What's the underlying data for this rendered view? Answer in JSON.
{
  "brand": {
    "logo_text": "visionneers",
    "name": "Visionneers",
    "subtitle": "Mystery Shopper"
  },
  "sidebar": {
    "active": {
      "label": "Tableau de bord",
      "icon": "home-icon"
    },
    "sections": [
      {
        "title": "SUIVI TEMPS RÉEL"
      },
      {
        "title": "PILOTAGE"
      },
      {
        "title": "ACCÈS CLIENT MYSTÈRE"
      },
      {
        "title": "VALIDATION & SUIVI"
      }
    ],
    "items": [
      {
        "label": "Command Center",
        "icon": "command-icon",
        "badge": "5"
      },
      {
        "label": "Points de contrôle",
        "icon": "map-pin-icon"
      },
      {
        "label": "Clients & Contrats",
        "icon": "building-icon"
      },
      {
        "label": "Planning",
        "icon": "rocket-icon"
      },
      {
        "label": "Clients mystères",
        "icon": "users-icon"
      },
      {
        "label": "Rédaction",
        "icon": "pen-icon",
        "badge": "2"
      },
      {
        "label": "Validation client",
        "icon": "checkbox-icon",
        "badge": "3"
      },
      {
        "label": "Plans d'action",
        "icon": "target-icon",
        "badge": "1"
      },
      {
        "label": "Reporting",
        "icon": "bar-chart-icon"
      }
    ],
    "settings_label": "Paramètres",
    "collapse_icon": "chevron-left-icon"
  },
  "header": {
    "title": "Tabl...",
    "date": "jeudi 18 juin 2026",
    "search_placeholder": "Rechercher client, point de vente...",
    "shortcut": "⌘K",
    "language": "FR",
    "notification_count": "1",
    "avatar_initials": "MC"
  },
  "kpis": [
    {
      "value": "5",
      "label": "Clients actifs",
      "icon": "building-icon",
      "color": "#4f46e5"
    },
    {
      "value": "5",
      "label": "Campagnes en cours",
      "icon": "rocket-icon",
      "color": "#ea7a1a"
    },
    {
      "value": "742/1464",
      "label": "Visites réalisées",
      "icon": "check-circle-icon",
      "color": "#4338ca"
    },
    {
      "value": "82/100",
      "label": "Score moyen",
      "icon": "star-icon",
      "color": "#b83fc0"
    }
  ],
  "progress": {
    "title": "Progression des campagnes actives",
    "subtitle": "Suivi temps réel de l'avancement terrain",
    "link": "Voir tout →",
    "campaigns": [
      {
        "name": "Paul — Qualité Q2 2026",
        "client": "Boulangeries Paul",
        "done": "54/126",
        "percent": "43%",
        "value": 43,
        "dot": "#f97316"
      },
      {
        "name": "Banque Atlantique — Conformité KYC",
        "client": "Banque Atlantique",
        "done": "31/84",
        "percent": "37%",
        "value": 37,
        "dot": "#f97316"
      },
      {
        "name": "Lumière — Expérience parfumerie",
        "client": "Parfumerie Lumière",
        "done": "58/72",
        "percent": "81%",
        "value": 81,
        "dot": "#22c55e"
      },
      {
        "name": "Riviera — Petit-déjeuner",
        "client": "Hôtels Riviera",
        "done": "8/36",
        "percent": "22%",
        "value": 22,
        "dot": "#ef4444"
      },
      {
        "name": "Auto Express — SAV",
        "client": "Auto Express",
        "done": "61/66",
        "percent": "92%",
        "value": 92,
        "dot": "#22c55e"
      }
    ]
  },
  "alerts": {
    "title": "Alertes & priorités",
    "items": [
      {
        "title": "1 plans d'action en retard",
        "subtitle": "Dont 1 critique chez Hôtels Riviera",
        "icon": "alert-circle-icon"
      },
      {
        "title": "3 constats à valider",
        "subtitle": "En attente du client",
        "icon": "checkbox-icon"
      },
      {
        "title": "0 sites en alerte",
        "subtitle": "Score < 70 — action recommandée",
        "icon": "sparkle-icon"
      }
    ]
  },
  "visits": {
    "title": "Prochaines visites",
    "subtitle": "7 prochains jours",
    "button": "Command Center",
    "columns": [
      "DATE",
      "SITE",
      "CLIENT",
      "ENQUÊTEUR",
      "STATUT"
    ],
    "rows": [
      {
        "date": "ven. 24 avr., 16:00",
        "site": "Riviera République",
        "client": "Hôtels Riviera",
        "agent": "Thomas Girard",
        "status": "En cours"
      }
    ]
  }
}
# # #
*Exercise brief*
Restate the whole listing exactly, leaving out nothing.

*Finished answer*
What's the underlying data for this rendered view? Answer in JSON.
{
  "brand": {
    "logo_text": "visionneers",
    "name": "Visionneers",
    "subtitle": "Mystery Shopper"
  },
  "sidebar": {
    "active": {
      "label": "Tableau de bord",
      "icon": "home-icon"
    },
    "sections": [
      {
        "title": "SUIVI TEMPS RÉEL"
      },
      {
        "title": "PILOTAGE"
      },
      {
        "title": "ACCÈS CLIENT MYSTÈRE"
      },
      {
        "title": "VALIDATION & SUIVI"
      }
    ],
    "items": [
      {
        "label": "Command Center",
        "icon": "command-icon",
        "badge": "5"
      },
      {
        "label": "Points de contrôle",
        "icon": "map-pin-icon"
      },
      {
        "label": "Clients & Contrats",
        "icon": "building-icon"
      },
      {
        "label": "Planning",
        "icon": "rocket-icon"
      },
      {
        "label": "Clients mystères",
        "icon": "users-icon"
      },
      {
        "label": "Rédaction",
        "icon": "pen-icon",
        "badge": "2"
      },
      {
        "label": "Validation client",
        "icon": "checkbox-icon",
        "badge": "3"
      },
      {
        "label": "Plans d'action",
        "icon": "target-icon",
        "badge": "1"
      },
      {
        "label": "Reporting",
        "icon": "bar-chart-icon"
      }
    ],
    "settings_label": "Paramètres",
    "collapse_icon": "chevron-left-icon"
  },
  "header": {
    "title": "Tabl...",
    "date": "jeudi 18 juin 2026",
    "search_placeholder": "Rechercher client, point de vente...",
    "shortcut": "⌘K",
    "language": "FR",
    "notification_count": "1",
    "avatar_initials": "MC"
  },
  "kpis": [
    {
      "value": "5",
      "label": "Clients actifs",
      "icon": "building-icon",
      "color": "#4f46e5"
    },
    {
      "value": "5",
      "label": "Campagnes en cours",
      "icon": "rocket-icon",
      "color": "#ea7a1a"
    },
    {
      "value": "742/1464",
      "label": "Visites réalisées",
      "icon": "check-circle-icon",
      "color": "#4338ca"
    },
    {
      "value": "82/100",
      "label": "Score moyen",
      "icon": "star-icon",
      "color": "#b83fc0"
    }
  ],
  "progress": {
    "title": "Progression des campagnes actives",
    "subtitle": "Suivi temps réel de l'avancement terrain",
    "link": "Voir tout →",
    "campaigns": [
      {
        "name": "Paul — Qualité Q2 2026",
        "client": "Boulangeries Paul",
        "done": "54/126",
        "percent": "43%",
        "value": 43,
        "dot": "#f97316"
      },
      {
        "name": "Banque Atlantique — Conformité KYC",
        "client": "Banque Atlantique",
        "done": "31/84",
        "percent": "37%",
        "value": 37,
        "dot": "#f97316"
      },
      {
        "name": "Lumière — Expérience parfumerie",
        "client": "Parfumerie Lumière",
        "done": "58/72",
        "percent": "81%",
        "value": 81,
        "dot": "#22c55e"
      },
      {
        "name": "Riviera — Petit-déjeuner",
        "client": "Hôtels Riviera",
        "done": "8/36",
        "percent": "22%",
        "value": 22,
        "dot": "#ef4444"
      },
      {
        "name": "Auto Express — SAV",
        "client": "Auto Express",
        "done": "61/66",
        "percent": "92%",
        "value": 92,
        "dot": "#22c55e"
      }
    ]
  },
  "alerts": {
    "title": "Alertes & priorités",
    "items": [
      {
        "title": "1 plans d'action en retard",
        "subtitle": "Dont 1 critique chez Hôtels Riviera",
        "icon": "alert-circle-icon"
      },
      {
        "title": "3 constats à valider",
        "subtitle": "En attente du client",
        "icon": "checkbox-icon"
      },
      {
        "title": "0 sites en alerte",
        "subtitle": "Score < 70 — action recommandée",
        "icon": "sparkle-icon"
      }
    ]
  },
  "visits": {
    "title": "Prochaines visites",
    "subtitle": "7 prochains jours",
    "button": "Command Center",
    "columns": [
      "DATE",
      "SITE",
      "CLIENT",
      "ENQUÊTEUR",
      "STATUT"
    ],
    "rows": [
      {
        "date": "ven. 24 avr., 16:00",
        "site": "Riviera République",
        "client": "Hôtels Riviera",
        "agent": "Thomas Girard",
        "status": "En cours"
      }
    ]
  }
}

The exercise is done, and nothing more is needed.